--- PROVIDED ENTRIES ---
■ ■ ■ ■ ■ ■ ■
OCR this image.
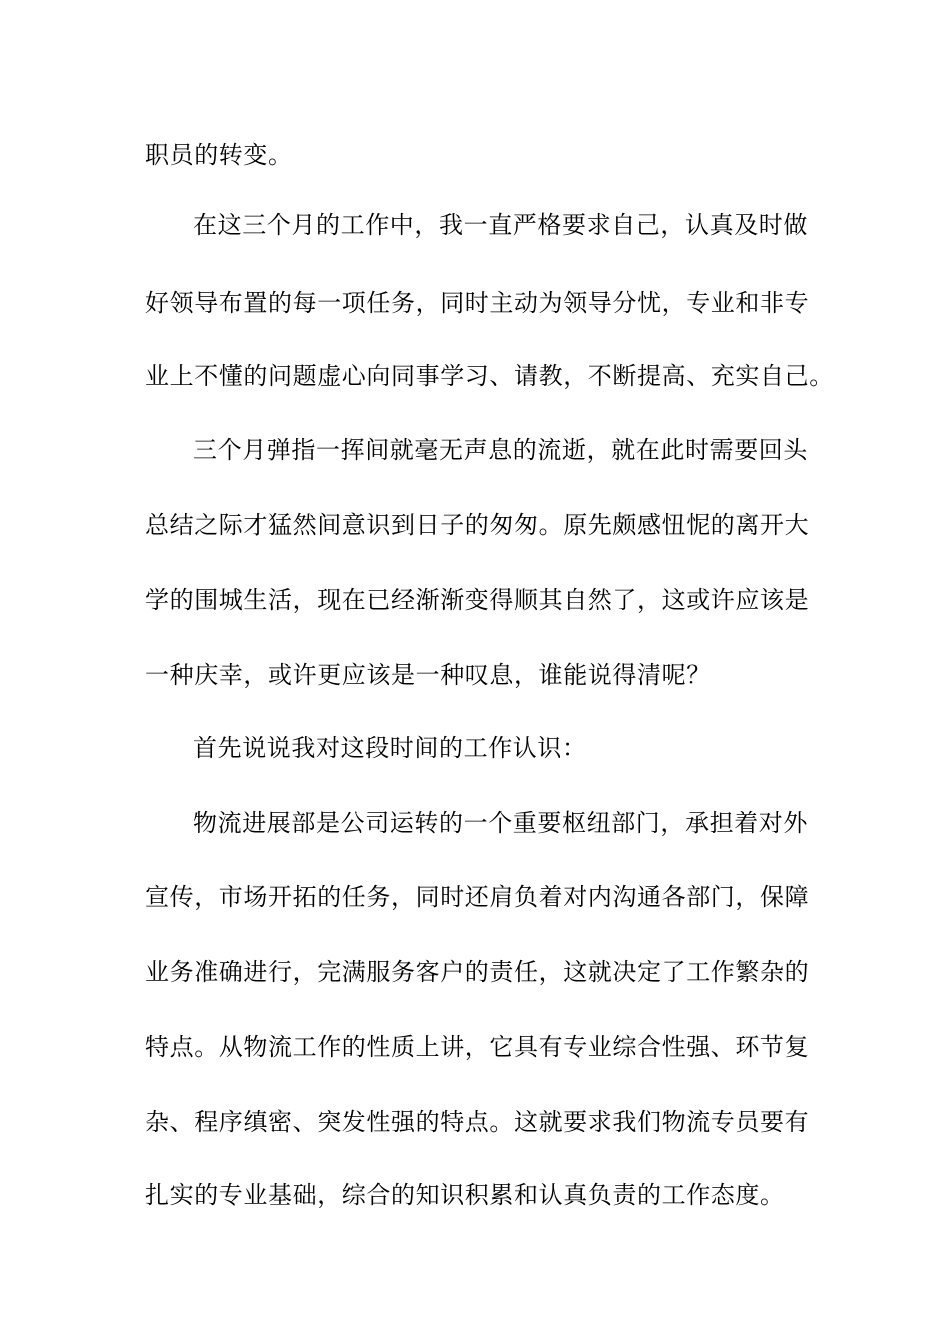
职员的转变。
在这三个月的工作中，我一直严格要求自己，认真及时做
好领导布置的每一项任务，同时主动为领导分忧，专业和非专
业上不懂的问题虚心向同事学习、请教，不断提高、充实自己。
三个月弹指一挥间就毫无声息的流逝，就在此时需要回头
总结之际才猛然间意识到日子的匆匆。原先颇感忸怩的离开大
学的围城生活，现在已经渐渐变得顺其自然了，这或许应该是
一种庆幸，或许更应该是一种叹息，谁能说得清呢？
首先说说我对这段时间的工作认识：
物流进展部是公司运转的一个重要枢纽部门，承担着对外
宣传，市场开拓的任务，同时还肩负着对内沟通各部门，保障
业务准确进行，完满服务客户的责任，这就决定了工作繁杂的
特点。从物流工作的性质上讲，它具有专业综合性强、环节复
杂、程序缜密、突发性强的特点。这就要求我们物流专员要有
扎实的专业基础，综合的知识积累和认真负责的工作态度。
■ ■ ■ ■ ■ ■ ■
Pictures in the records above are not copied; print everything else exactly.

OCR this image.
职员的转变。
在这三个月的工作中，我一直严格要求自己，认真及时做
好领导布置的每一项任务，同时主动为领导分忧，专业和非专
业上不懂的问题虚心向同事学习、请教，不断提高、充实自己。
三个月弹指一挥间就毫无声息的流逝，就在此时需要回头
总结之际才猛然间意识到日子的匆匆。原先颇感忸怩的离开大
学的围城生活，现在已经渐渐变得顺其自然了，这或许应该是
一种庆幸，或许更应该是一种叹息，谁能说得清呢？
首先说说我对这段时间的工作认识：
物流进展部是公司运转的一个重要枢纽部门，承担着对外
宣传，市场开拓的任务，同时还肩负着对内沟通各部门，保障
业务准确进行，完满服务客户的责任，这就决定了工作繁杂的
特点。从物流工作的性质上讲，它具有专业综合性强、环节复
杂、程序缜密、突发性强的特点。这就要求我们物流专员要有
扎实的专业基础，综合的知识积累和认真负责的工作态度。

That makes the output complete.